Aim of the exercise
Keep only the lines of the listing that include the word "color", and copy them.

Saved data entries
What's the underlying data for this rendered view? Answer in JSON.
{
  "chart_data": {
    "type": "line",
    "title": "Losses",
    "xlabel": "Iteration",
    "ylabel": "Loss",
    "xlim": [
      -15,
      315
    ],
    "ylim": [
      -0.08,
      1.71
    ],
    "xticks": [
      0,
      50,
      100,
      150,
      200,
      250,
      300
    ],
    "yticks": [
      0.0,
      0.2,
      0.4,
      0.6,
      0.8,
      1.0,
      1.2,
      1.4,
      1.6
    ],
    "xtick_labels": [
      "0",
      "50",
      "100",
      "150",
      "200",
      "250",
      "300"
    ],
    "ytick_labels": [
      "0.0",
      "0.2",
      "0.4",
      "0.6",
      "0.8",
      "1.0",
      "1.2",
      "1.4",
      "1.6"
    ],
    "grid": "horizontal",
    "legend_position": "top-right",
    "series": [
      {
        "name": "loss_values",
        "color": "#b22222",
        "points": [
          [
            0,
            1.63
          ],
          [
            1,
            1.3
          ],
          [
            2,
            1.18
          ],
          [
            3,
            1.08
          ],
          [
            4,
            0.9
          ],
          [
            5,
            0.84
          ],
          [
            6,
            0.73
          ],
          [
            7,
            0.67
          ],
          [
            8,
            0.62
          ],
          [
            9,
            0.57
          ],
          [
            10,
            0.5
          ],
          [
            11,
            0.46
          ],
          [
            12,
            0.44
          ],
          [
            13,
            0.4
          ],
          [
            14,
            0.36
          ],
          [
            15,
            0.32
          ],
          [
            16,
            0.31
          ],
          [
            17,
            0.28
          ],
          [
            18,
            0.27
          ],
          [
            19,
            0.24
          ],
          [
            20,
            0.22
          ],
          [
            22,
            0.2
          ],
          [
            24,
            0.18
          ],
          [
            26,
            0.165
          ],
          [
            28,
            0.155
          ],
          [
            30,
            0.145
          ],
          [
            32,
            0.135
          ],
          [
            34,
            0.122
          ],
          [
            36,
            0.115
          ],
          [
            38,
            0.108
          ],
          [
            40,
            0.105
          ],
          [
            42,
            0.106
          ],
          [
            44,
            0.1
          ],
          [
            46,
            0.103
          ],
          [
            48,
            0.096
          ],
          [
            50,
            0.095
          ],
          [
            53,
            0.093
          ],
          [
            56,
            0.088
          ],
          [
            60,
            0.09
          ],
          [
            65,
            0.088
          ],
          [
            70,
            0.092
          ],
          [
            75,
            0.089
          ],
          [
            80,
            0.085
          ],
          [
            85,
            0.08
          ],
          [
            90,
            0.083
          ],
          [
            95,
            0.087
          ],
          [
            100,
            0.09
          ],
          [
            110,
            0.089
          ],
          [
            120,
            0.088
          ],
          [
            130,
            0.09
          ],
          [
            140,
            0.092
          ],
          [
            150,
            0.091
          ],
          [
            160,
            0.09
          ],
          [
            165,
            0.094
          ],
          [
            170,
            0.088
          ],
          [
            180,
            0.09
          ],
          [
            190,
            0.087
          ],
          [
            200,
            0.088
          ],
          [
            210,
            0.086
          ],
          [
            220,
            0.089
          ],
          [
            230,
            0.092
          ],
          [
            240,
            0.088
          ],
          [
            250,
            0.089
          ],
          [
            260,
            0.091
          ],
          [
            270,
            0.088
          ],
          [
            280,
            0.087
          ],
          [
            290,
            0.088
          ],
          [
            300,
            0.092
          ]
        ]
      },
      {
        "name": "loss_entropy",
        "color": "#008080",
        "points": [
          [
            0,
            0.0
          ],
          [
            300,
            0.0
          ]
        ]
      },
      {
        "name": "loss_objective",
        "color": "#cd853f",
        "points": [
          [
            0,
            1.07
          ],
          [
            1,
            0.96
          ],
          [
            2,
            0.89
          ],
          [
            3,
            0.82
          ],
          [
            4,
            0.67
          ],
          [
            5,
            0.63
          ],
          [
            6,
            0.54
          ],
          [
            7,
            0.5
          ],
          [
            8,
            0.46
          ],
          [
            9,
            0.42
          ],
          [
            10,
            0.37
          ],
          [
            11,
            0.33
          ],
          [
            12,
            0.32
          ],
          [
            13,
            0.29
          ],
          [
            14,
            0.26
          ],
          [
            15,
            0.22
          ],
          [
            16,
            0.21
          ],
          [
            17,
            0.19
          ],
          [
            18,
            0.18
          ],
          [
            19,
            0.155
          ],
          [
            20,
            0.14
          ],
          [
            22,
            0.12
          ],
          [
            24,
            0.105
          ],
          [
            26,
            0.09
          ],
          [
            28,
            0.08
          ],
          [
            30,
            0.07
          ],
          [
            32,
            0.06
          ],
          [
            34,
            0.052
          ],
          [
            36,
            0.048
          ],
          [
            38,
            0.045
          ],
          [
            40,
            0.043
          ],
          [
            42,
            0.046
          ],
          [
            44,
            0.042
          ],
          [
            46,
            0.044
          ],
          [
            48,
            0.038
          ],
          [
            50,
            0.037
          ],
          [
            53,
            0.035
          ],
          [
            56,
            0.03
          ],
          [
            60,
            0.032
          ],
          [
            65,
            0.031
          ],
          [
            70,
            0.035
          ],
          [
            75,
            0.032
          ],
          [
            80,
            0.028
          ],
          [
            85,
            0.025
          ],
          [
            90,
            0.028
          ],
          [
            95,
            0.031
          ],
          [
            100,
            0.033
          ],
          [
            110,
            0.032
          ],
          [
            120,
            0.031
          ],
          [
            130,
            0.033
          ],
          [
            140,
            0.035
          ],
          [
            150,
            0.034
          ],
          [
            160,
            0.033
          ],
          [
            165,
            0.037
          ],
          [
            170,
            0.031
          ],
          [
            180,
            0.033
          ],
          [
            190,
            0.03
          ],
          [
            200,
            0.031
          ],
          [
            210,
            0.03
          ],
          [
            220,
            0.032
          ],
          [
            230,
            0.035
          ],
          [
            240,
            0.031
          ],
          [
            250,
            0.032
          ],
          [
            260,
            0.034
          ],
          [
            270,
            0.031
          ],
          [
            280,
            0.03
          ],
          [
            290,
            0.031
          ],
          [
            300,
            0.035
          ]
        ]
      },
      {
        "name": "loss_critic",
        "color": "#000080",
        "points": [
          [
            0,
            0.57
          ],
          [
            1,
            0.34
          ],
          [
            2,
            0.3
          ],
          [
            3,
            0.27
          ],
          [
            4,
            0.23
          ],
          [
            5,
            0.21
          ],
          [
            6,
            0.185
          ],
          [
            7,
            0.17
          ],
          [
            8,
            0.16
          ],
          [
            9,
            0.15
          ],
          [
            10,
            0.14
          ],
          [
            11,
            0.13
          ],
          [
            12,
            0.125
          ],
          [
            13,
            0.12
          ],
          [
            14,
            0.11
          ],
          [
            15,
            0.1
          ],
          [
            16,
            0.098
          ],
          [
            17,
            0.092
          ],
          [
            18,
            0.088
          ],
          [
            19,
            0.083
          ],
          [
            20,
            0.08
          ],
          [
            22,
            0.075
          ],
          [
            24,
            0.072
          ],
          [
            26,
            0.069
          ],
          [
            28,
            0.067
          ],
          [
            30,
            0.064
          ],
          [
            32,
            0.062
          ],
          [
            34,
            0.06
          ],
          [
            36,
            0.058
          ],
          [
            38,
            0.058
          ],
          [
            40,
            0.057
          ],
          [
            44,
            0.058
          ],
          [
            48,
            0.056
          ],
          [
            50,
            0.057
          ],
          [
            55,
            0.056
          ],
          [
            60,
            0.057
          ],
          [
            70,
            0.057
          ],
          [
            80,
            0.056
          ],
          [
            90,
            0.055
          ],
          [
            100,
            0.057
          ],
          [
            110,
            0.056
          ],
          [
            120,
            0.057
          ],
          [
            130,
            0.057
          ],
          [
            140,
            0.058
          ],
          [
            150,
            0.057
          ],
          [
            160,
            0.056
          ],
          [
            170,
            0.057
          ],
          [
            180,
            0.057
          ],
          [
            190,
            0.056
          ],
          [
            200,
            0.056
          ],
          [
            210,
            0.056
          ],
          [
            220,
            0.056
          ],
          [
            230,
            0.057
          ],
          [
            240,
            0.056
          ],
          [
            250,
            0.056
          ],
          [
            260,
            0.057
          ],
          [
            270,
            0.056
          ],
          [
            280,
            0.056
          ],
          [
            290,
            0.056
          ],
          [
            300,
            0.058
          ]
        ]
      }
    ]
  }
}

Completed task
        "color": "#b22222",
        "color": "#008080",
        "color": "#cd853f",
        "color": "#000080",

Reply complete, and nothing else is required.